* _REQUIRED TASK_:
Find the lines that hold the word "type" and return them.

------------------------------------------------

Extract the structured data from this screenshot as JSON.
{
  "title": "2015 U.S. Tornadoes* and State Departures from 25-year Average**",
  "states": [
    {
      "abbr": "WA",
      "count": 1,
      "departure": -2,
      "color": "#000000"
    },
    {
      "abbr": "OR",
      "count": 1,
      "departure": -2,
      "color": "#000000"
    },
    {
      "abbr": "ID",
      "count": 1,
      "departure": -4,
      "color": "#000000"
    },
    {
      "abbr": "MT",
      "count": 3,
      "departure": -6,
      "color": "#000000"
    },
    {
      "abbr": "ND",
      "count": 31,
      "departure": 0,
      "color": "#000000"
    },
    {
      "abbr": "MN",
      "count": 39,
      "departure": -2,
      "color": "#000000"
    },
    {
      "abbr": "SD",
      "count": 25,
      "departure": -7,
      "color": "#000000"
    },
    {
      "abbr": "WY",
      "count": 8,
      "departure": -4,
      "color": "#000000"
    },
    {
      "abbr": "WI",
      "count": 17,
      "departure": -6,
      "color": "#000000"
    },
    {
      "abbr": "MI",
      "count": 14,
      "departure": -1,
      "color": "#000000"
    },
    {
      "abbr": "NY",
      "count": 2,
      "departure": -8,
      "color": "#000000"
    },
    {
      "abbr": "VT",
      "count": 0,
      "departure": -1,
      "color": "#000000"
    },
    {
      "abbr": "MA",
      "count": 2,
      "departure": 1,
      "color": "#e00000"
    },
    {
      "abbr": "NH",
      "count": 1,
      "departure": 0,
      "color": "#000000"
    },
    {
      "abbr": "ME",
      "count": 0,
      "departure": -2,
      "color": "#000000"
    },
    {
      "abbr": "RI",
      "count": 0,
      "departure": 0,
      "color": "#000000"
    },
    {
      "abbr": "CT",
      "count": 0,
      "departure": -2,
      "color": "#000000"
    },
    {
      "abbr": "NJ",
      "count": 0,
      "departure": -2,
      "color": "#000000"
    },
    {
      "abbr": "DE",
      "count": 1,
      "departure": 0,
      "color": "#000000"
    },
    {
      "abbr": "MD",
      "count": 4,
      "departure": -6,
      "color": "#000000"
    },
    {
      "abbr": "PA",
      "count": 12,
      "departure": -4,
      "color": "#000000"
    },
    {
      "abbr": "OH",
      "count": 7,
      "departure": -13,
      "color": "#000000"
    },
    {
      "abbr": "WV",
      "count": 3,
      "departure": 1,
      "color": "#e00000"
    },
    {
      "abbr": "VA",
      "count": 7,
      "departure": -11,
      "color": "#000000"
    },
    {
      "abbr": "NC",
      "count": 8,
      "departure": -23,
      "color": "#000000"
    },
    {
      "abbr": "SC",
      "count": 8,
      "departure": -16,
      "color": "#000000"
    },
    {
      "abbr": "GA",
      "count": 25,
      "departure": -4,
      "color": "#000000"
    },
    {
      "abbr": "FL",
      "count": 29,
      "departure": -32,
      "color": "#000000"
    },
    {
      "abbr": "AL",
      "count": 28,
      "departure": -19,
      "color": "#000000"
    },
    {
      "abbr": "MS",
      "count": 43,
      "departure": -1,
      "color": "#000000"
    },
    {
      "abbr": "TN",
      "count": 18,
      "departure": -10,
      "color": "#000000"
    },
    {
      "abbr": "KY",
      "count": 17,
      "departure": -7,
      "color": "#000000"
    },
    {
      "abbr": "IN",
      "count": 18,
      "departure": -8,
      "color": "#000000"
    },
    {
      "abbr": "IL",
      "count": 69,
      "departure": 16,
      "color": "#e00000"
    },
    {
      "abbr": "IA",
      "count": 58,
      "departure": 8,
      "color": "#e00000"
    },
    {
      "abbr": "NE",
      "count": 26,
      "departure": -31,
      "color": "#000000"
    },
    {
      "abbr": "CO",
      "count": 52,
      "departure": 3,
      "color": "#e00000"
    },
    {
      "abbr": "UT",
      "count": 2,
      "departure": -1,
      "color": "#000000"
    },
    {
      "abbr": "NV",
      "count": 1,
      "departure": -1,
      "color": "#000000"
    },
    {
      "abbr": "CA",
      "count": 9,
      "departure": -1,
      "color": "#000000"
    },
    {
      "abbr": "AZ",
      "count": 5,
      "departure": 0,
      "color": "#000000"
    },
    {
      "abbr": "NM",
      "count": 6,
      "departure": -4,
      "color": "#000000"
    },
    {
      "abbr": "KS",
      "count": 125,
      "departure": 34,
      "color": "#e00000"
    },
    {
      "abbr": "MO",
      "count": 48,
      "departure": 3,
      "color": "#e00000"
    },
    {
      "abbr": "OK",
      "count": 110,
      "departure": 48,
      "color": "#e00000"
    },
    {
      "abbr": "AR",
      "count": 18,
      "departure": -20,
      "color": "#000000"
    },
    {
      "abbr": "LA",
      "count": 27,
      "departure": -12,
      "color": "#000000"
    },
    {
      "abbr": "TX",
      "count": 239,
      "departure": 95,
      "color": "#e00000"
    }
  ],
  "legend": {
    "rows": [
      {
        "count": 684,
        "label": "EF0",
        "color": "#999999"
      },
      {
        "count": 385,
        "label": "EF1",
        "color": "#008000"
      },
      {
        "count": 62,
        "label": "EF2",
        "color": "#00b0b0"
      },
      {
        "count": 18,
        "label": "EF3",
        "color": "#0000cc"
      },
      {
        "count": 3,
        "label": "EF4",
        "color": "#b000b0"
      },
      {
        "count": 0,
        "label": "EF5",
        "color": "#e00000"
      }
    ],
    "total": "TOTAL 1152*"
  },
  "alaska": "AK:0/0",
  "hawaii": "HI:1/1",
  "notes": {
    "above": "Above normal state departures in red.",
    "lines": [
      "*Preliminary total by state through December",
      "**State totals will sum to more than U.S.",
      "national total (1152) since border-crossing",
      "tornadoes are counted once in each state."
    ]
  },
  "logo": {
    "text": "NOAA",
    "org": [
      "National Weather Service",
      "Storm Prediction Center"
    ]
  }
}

------------------------------------------------

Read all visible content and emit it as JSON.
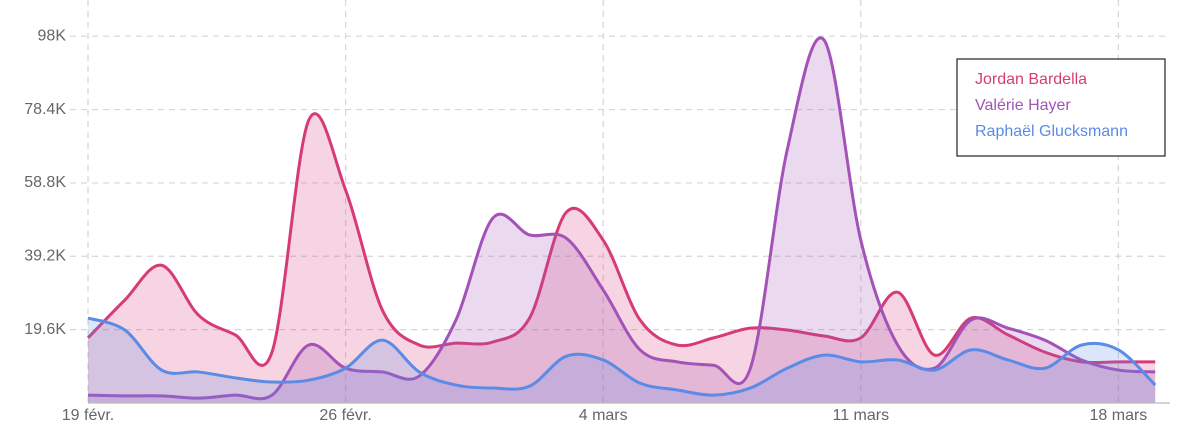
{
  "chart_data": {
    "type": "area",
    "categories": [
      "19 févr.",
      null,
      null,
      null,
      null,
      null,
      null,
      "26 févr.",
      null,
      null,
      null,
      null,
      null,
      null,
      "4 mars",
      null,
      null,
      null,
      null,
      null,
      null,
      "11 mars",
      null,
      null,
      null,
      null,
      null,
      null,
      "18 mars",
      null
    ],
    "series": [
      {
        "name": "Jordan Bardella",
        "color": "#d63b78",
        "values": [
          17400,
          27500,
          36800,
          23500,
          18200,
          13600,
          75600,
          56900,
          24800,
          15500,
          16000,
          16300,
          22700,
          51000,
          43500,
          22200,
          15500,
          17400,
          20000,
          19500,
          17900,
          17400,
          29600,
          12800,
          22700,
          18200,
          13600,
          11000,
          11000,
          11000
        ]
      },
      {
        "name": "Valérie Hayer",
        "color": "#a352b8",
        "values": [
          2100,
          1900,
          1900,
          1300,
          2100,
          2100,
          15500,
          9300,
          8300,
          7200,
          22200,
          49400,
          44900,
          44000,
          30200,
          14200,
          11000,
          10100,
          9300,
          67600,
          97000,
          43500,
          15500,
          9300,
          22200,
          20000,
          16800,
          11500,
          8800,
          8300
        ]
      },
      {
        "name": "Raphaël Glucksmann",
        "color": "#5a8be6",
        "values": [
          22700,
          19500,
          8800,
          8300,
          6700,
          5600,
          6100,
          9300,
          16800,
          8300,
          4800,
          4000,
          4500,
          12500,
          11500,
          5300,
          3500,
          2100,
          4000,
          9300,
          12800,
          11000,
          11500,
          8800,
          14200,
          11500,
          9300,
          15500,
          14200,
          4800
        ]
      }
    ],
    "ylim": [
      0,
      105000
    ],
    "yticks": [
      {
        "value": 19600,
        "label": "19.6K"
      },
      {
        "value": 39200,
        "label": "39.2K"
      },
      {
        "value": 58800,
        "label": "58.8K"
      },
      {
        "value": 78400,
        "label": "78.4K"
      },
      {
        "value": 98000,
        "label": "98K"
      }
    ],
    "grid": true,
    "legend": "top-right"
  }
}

------------------------------------------------

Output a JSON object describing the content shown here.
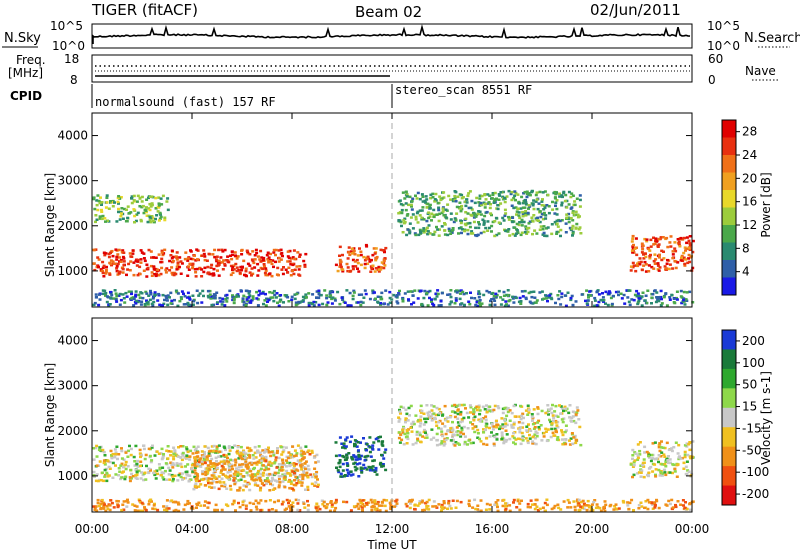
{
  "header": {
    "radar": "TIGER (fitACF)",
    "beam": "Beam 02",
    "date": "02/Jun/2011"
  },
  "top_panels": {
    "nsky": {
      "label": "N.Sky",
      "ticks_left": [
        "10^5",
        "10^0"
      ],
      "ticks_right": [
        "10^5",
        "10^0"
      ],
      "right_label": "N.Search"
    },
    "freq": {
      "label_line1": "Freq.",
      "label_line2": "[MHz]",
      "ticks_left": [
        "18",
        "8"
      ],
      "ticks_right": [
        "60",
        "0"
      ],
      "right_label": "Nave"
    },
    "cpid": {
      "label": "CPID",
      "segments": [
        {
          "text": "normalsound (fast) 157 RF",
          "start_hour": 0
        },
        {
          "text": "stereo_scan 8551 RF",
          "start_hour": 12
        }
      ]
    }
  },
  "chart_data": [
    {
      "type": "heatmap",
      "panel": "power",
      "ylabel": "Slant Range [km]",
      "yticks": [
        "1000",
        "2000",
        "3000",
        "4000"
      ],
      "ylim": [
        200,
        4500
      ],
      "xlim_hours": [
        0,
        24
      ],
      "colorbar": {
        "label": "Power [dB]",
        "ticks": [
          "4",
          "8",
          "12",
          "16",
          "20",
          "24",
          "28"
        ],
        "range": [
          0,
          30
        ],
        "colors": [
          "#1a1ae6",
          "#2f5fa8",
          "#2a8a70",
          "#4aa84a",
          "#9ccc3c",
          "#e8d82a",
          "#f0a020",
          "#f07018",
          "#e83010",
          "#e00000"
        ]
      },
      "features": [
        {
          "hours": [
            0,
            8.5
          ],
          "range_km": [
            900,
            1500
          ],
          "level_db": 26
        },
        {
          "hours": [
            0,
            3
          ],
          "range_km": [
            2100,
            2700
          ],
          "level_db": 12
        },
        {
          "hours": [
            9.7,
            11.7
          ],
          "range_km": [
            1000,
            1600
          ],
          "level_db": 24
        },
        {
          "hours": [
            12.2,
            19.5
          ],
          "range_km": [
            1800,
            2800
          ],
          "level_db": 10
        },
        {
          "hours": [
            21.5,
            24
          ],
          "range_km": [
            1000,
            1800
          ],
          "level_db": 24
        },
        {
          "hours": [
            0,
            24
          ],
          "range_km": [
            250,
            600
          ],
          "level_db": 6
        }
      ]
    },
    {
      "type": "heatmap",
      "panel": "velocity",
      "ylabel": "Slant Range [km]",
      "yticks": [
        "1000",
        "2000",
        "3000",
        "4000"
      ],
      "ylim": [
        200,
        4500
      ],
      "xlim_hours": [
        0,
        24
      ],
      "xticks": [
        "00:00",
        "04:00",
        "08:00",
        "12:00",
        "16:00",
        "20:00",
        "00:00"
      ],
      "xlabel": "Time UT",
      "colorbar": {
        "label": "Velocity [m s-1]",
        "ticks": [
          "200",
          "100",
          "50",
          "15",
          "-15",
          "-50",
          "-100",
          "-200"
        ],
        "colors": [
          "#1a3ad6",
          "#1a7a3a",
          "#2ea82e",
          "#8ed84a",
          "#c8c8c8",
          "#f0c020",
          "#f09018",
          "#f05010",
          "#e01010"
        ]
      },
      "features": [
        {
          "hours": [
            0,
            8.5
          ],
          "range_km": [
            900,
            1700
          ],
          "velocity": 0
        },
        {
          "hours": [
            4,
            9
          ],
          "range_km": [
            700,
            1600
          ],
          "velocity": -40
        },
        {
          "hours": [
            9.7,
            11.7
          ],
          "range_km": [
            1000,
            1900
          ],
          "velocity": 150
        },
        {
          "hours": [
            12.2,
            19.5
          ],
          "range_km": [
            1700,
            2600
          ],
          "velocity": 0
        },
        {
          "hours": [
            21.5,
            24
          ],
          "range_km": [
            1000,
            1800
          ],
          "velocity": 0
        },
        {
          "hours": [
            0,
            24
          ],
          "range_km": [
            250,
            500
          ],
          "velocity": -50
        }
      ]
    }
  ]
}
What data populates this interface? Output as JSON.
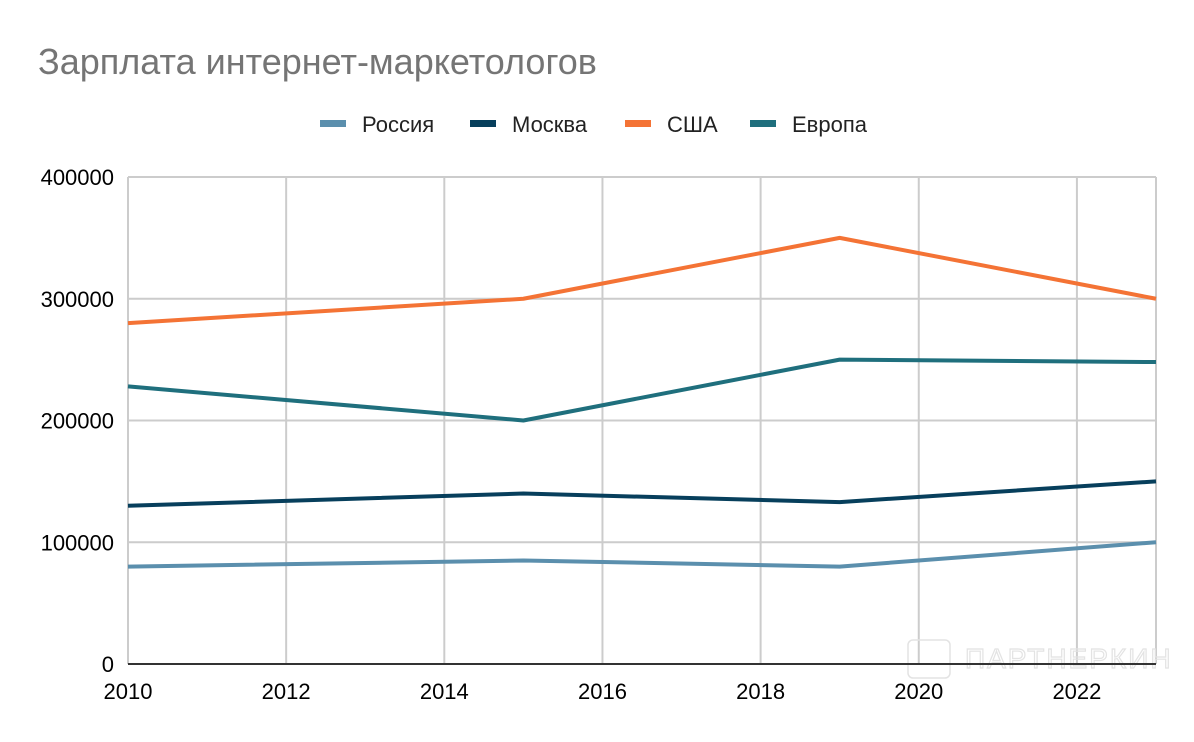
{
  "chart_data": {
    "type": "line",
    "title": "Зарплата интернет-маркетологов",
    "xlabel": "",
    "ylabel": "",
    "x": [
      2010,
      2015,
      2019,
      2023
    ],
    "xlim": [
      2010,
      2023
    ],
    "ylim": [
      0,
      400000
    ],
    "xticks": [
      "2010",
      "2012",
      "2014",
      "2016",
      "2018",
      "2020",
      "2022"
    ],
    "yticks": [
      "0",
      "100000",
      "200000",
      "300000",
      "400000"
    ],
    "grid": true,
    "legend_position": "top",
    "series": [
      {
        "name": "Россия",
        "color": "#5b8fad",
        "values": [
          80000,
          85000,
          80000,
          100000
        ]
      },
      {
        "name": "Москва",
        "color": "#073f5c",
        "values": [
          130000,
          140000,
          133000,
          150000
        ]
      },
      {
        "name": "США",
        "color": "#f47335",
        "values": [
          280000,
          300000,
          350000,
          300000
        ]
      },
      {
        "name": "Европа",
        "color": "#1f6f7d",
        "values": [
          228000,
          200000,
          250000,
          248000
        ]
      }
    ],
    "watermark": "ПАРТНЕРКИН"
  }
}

------------------------------------------------

* _WRITTEN REPLY_:
    "type": "area",
      "type": "heatmap",
      "type": "heatmap",
    "type": "line",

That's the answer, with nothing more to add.